Quote precisely the final stretch of the listing: start at the line containing "Decode this image" and stop after the last line.
start Data supplied
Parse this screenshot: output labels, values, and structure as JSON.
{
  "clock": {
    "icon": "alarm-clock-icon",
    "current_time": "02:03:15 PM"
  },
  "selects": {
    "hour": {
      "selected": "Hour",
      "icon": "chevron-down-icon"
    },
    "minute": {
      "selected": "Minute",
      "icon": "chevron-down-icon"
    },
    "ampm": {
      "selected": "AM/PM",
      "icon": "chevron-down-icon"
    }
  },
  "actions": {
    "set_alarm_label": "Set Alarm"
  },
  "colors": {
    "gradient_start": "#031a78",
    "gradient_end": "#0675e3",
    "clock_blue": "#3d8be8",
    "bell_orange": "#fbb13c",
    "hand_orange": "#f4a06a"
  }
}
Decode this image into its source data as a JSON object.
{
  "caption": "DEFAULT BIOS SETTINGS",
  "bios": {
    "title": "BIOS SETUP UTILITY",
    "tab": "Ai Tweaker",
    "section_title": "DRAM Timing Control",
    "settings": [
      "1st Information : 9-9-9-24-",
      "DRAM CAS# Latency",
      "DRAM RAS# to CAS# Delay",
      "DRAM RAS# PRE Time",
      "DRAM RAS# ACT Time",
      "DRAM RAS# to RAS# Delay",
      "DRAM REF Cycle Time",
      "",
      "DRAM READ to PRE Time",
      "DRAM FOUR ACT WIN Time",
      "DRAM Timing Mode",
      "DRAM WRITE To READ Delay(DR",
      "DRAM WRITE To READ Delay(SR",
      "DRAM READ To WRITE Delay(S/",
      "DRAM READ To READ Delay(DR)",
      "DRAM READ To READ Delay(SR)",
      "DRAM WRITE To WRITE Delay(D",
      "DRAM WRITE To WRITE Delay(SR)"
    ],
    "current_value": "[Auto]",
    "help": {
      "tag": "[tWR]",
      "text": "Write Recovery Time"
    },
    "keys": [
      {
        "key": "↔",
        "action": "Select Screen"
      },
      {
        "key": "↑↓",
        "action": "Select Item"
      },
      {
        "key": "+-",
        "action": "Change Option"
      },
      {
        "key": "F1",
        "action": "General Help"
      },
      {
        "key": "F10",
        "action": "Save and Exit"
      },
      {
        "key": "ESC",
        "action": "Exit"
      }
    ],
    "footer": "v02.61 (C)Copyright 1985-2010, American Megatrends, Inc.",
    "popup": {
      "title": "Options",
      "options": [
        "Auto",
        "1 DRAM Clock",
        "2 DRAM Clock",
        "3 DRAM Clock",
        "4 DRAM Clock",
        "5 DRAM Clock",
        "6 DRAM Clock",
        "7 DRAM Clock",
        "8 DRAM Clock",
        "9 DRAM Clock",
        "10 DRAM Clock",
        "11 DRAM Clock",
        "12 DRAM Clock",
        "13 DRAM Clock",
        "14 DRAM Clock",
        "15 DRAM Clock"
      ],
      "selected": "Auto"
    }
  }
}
end Data supplied
Written answer:
Decode this image into its source data as a JSON object.
{
  "caption": "DEFAULT BIOS SETTINGS",
  "bios": {
    "title": "BIOS SETUP UTILITY",
    "tab": "Ai Tweaker",
    "section_title": "DRAM Timing Control",
    "settings": [
      "1st Information : 9-9-9-24-",
      "DRAM CAS# Latency",
      "DRAM RAS# to CAS# Delay",
      "DRAM RAS# PRE Time",
      "DRAM RAS# ACT Time",
      "DRAM RAS# to RAS# Delay",
      "DRAM REF Cycle Time",
      "",
      "DRAM READ to PRE Time",
      "DRAM FOUR ACT WIN Time",
      "DRAM Timing Mode",
      "DRAM WRITE To READ Delay(DR",
      "DRAM WRITE To READ Delay(SR",
      "DRAM READ To WRITE Delay(S/",
      "DRAM READ To READ Delay(DR)",
      "DRAM READ To READ Delay(SR)",
      "DRAM WRITE To WRITE Delay(D",
      "DRAM WRITE To WRITE Delay(SR)"
    ],
    "current_value": "[Auto]",
    "help": {
      "tag": "[tWR]",
      "text": "Write Recovery Time"
    },
    "keys": [
      {
        "key": "↔",
        "action": "Select Screen"
      },
      {
        "key": "↑↓",
        "action": "Select Item"
      },
      {
        "key": "+-",
        "action": "Change Option"
      },
      {
        "key": "F1",
        "action": "General Help"
      },
      {
        "key": "F10",
        "action": "Save and Exit"
      },
      {
        "key": "ESC",
        "action": "Exit"
      }
    ],
    "footer": "v02.61 (C)Copyright 1985-2010, American Megatrends, Inc.",
    "popup": {
      "title": "Options",
      "options": [
        "Auto",
        "1 DRAM Clock",
        "2 DRAM Clock",
        "3 DRAM Clock",
        "4 DRAM Clock",
        "5 DRAM Clock",
        "6 DRAM Clock",
        "7 DRAM Clock",
        "8 DRAM Clock",
        "9 DRAM Clock",
        "10 DRAM Clock",
        "11 DRAM Clock",
        "12 DRAM Clock",
        "13 DRAM Clock",
        "14 DRAM Clock",
        "15 DRAM Clock"
      ],
      "selected": "Auto"
    }
  }
}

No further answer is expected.